**Task instructions:** The material below should be written out in full and exactly; pictures stay out of the copy.
━━━━━ Dataset records ━━━━━
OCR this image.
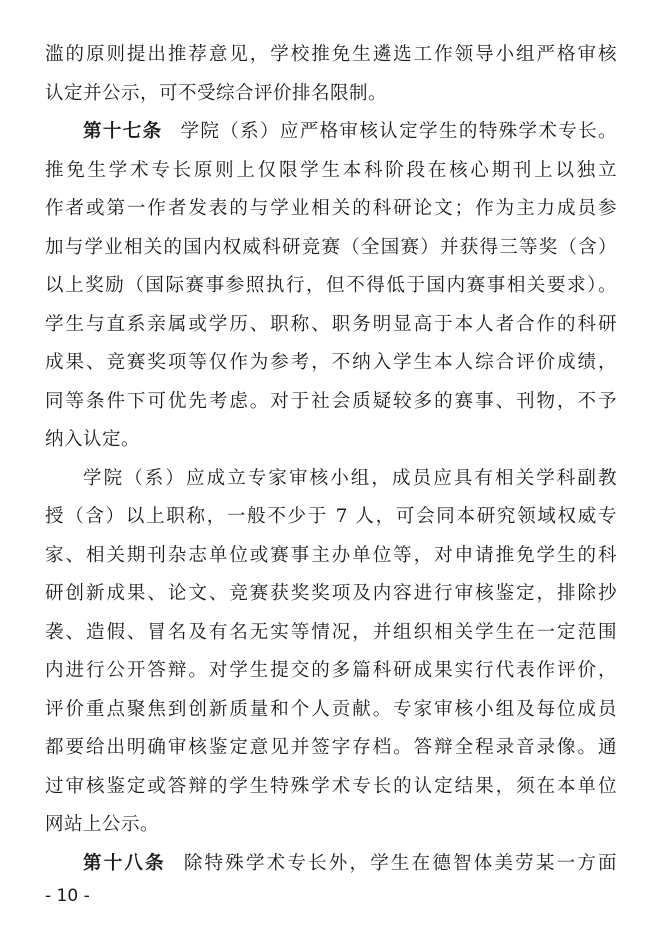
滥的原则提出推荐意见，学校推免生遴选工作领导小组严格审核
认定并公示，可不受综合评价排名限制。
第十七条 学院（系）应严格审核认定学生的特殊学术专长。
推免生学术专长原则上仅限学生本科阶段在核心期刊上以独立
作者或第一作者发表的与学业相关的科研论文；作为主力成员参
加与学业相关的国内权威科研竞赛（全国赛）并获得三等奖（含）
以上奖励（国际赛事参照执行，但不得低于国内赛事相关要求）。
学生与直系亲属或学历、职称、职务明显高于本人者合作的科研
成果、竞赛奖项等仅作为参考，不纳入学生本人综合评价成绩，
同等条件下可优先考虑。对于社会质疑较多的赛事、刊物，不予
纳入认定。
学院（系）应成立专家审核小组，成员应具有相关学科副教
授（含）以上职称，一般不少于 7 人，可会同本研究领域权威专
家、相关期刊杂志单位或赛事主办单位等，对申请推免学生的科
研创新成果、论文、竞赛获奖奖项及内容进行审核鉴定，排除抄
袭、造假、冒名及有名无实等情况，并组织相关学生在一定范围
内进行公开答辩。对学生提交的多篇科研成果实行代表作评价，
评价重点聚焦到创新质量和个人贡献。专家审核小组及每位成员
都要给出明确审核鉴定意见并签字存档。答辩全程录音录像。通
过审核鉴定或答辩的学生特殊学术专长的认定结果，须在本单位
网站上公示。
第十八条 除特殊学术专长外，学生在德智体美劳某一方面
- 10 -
━━━━━
**Expected answer:**
OCR this image.
滥的原则提出推荐意见，学校推免生遴选工作领导小组严格审核
认定并公示，可不受综合评价排名限制。
第十七条 学院（系）应严格审核认定学生的特殊学术专长。
推免生学术专长原则上仅限学生本科阶段在核心期刊上以独立
作者或第一作者发表的与学业相关的科研论文；作为主力成员参
加与学业相关的国内权威科研竞赛（全国赛）并获得三等奖（含）
以上奖励（国际赛事参照执行，但不得低于国内赛事相关要求）。
学生与直系亲属或学历、职称、职务明显高于本人者合作的科研
成果、竞赛奖项等仅作为参考，不纳入学生本人综合评价成绩，
同等条件下可优先考虑。对于社会质疑较多的赛事、刊物，不予
纳入认定。
学院（系）应成立专家审核小组，成员应具有相关学科副教
授（含）以上职称，一般不少于 7 人，可会同本研究领域权威专
家、相关期刊杂志单位或赛事主办单位等，对申请推免学生的科
研创新成果、论文、竞赛获奖奖项及内容进行审核鉴定，排除抄
袭、造假、冒名及有名无实等情况，并组织相关学生在一定范围
内进行公开答辩。对学生提交的多篇科研成果实行代表作评价，
评价重点聚焦到创新质量和个人贡献。专家审核小组及每位成员
都要给出明确审核鉴定意见并签字存档。答辩全程录音录像。通
过审核鉴定或答辩的学生特殊学术专长的认定结果，须在本单位
网站上公示。
第十八条 除特殊学术专长外，学生在德智体美劳某一方面
- 10 -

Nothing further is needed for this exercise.